:: AIM OF THE TASK ::
Return every record exactly as written.

:: INPUT RECORDS ::
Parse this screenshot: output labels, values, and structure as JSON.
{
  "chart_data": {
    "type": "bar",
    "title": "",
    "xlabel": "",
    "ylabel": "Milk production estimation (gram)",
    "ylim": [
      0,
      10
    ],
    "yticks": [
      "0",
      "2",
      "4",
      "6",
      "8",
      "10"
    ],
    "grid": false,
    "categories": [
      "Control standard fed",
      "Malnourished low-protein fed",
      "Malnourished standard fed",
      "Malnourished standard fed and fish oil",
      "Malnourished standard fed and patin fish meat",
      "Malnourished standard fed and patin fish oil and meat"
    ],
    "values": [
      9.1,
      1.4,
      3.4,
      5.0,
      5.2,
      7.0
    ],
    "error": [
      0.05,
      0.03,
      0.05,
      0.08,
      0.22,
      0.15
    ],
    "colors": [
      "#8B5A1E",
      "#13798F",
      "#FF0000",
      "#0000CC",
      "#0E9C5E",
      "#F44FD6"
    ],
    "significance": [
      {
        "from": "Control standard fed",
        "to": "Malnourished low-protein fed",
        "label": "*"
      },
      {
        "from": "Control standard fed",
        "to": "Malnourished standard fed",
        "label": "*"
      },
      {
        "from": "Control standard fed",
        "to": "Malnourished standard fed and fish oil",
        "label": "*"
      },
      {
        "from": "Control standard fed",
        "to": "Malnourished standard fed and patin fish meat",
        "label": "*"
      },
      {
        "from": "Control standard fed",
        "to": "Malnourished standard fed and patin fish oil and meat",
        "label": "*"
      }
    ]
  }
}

:: ANSWER SECTION ::
Parse this screenshot: output labels, values, and structure as JSON.
{
  "chart_data": {
    "type": "bar",
    "title": "",
    "xlabel": "",
    "ylabel": "Milk production estimation (gram)",
    "ylim": [
      0,
      10
    ],
    "yticks": [
      "0",
      "2",
      "4",
      "6",
      "8",
      "10"
    ],
    "grid": false,
    "categories": [
      "Control standard fed",
      "Malnourished low-protein fed",
      "Malnourished standard fed",
      "Malnourished standard fed and fish oil",
      "Malnourished standard fed and patin fish meat",
      "Malnourished standard fed and patin fish oil and meat"
    ],
    "values": [
      9.1,
      1.4,
      3.4,
      5.0,
      5.2,
      7.0
    ],
    "error": [
      0.05,
      0.03,
      0.05,
      0.08,
      0.22,
      0.15
    ],
    "colors": [
      "#8B5A1E",
      "#13798F",
      "#FF0000",
      "#0000CC",
      "#0E9C5E",
      "#F44FD6"
    ],
    "significance": [
      {
        "from": "Control standard fed",
        "to": "Malnourished low-protein fed",
        "label": "*"
      },
      {
        "from": "Control standard fed",
        "to": "Malnourished standard fed",
        "label": "*"
      },
      {
        "from": "Control standard fed",
        "to": "Malnourished standard fed and fish oil",
        "label": "*"
      },
      {
        "from": "Control standard fed",
        "to": "Malnourished standard fed and patin fish meat",
        "label": "*"
      },
      {
        "from": "Control standard fed",
        "to": "Malnourished standard fed and patin fish oil and meat",
        "label": "*"
      }
    ]
  }
}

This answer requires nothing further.